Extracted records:

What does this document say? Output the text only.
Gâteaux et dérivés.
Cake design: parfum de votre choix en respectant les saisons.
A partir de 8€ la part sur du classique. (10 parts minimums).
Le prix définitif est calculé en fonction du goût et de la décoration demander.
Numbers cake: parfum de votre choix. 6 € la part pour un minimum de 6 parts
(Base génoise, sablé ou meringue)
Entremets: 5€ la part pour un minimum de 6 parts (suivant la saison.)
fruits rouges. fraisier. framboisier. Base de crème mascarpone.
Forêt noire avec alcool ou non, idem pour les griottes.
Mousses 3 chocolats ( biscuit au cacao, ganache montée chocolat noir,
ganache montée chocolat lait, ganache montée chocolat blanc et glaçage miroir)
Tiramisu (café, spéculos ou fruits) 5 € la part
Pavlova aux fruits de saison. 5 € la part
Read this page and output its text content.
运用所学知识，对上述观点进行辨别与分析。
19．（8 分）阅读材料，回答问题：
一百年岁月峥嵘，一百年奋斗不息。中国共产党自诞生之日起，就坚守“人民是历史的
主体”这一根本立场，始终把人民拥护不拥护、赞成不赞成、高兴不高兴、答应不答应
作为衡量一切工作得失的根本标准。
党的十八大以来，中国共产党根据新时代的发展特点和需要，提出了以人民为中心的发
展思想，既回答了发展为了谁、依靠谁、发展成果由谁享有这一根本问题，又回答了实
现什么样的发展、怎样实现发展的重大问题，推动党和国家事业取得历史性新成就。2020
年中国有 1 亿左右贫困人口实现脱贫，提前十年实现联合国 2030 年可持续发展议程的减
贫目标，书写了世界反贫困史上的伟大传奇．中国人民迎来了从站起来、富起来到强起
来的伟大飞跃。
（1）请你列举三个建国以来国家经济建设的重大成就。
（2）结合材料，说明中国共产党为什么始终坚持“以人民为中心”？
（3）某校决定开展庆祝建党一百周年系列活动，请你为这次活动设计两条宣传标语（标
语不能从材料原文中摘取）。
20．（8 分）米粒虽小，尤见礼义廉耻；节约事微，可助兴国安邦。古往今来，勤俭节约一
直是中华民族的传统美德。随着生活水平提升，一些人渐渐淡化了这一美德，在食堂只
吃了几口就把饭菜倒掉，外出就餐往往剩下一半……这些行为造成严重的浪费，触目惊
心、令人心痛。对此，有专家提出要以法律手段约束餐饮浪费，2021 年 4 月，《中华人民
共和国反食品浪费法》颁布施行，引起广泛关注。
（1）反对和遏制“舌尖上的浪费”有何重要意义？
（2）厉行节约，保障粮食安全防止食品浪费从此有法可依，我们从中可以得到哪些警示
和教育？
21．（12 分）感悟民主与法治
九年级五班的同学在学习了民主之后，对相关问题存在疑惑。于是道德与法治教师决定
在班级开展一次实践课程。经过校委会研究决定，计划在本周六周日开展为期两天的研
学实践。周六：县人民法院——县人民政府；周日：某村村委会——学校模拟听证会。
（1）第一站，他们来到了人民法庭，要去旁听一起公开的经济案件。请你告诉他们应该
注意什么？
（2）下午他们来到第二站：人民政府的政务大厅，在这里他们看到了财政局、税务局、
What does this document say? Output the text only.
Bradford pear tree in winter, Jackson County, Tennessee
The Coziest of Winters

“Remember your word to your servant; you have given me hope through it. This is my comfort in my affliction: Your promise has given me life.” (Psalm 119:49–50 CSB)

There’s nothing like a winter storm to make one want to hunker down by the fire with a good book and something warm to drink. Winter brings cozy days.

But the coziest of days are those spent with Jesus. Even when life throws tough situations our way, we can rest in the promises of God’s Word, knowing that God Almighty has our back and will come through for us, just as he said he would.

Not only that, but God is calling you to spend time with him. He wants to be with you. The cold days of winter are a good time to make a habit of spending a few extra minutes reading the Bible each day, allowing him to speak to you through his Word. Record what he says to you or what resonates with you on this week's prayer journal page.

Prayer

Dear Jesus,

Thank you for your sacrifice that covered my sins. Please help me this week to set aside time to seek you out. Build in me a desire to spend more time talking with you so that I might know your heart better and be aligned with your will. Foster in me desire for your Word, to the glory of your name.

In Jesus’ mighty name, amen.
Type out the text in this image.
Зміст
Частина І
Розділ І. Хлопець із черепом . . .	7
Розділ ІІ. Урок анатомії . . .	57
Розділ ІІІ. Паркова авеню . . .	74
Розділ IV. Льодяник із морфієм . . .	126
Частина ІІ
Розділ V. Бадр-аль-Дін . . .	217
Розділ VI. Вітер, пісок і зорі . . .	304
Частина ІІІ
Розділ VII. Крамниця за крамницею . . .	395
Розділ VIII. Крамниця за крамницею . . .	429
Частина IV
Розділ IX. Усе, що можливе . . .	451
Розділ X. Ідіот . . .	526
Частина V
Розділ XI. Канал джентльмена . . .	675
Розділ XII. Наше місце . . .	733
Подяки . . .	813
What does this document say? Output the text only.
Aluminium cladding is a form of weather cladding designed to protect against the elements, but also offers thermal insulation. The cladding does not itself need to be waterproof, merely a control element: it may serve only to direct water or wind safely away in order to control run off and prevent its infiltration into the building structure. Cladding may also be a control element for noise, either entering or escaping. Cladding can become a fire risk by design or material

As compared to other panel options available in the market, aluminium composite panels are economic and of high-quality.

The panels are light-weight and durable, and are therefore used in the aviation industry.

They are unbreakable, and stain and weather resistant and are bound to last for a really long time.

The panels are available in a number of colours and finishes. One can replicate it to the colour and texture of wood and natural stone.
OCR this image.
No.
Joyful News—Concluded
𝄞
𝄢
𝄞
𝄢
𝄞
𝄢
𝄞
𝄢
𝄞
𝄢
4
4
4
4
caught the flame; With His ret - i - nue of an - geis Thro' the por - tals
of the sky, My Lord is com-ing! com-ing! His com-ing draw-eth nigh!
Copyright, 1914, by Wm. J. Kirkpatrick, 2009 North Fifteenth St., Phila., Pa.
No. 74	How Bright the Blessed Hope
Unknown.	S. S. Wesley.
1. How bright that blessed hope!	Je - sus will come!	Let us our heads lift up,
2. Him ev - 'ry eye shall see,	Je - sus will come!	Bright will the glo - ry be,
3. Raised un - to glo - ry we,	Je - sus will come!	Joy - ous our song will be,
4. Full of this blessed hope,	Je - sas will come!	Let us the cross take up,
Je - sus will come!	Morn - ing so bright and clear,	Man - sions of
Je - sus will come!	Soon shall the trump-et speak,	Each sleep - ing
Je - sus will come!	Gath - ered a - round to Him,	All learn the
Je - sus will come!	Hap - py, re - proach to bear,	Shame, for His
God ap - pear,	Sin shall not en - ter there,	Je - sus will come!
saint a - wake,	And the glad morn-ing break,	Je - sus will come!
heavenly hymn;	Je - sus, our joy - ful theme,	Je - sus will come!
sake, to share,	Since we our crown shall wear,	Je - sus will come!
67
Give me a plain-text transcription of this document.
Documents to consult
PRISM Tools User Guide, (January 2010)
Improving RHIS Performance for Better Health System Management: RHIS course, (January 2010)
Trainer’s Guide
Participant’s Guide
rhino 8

What the exercise asks:
Beginning at the line that contains "Give me a plain-text", retype each line of the listing up to and including the last one, exactly as it stands, and nothing else.

Complete response:
Give me a plain-text transcription of this document.
Documents to consult
PRISM Tools User Guide, (January 2010)
Improving RHIS Performance for Better Health System Management: RHIS course, (January 2010)
Trainer’s Guide
Participant’s Guide
rhino 8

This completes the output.